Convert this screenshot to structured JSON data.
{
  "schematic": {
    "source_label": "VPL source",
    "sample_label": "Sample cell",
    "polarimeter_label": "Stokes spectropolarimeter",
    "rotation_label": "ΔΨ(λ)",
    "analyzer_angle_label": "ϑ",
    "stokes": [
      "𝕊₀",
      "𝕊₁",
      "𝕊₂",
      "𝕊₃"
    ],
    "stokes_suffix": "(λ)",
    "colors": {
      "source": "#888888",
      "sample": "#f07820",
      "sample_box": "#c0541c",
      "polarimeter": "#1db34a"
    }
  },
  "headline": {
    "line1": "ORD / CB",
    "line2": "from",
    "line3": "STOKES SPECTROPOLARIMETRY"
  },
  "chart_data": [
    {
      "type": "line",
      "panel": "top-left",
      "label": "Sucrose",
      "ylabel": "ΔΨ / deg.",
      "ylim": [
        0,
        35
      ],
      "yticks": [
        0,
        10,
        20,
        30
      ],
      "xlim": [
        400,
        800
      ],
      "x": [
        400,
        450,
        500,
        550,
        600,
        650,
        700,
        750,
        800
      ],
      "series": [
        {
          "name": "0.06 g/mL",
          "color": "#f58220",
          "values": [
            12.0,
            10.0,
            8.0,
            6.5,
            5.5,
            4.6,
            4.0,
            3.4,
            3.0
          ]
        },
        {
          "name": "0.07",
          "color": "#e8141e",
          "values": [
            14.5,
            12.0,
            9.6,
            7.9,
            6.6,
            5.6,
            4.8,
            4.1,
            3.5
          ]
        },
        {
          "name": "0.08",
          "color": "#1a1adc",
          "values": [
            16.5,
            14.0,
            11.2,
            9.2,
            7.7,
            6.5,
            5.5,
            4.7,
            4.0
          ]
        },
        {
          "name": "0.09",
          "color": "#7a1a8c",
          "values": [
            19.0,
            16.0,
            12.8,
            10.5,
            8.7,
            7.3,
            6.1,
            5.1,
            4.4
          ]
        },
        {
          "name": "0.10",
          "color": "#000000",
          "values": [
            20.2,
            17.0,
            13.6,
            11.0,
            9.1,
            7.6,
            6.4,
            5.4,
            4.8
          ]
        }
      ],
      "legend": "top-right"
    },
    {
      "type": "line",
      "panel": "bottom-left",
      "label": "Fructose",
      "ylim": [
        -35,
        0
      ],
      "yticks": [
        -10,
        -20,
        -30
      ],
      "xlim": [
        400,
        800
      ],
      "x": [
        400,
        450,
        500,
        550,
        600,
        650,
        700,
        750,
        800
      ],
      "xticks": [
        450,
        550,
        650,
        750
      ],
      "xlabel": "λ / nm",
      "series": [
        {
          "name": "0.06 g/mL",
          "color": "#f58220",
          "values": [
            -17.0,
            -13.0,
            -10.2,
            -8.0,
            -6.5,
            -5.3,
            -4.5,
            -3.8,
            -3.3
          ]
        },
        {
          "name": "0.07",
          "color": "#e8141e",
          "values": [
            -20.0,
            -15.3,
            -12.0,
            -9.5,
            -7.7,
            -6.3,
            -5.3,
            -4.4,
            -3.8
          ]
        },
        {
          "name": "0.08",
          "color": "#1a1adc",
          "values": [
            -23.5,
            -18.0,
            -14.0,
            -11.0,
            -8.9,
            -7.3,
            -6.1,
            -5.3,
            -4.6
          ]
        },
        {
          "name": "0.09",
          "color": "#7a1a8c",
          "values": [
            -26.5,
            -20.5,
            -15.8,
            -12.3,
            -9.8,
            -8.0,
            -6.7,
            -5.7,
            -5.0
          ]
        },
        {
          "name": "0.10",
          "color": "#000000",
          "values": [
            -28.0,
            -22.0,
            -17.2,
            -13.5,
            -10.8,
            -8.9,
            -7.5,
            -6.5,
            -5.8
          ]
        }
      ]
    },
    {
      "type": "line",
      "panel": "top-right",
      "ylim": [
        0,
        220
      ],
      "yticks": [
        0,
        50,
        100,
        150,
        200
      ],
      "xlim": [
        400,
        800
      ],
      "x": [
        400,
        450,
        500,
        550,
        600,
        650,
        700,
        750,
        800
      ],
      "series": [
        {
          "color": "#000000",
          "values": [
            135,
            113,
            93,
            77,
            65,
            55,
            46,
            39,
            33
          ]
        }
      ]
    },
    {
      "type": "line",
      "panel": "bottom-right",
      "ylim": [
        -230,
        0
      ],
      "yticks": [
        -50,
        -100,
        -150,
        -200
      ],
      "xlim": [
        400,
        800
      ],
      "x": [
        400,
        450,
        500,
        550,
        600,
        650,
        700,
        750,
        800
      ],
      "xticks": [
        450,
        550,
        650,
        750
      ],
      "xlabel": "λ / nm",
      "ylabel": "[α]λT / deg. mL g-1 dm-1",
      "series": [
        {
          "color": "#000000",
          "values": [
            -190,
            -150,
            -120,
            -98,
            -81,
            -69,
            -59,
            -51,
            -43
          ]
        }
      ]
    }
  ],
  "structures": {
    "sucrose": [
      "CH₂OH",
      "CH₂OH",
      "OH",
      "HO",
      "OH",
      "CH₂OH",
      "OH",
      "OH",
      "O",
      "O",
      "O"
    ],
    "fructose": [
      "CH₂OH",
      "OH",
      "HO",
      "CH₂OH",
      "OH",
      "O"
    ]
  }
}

+++++

## PROBLEM DETAILS:
Gather every line from the entries above where the word "source" appears, and copy them.

## ANSWER TO THE PROBLEM:
    "source_label": "VPL source",
      "source": "#888888",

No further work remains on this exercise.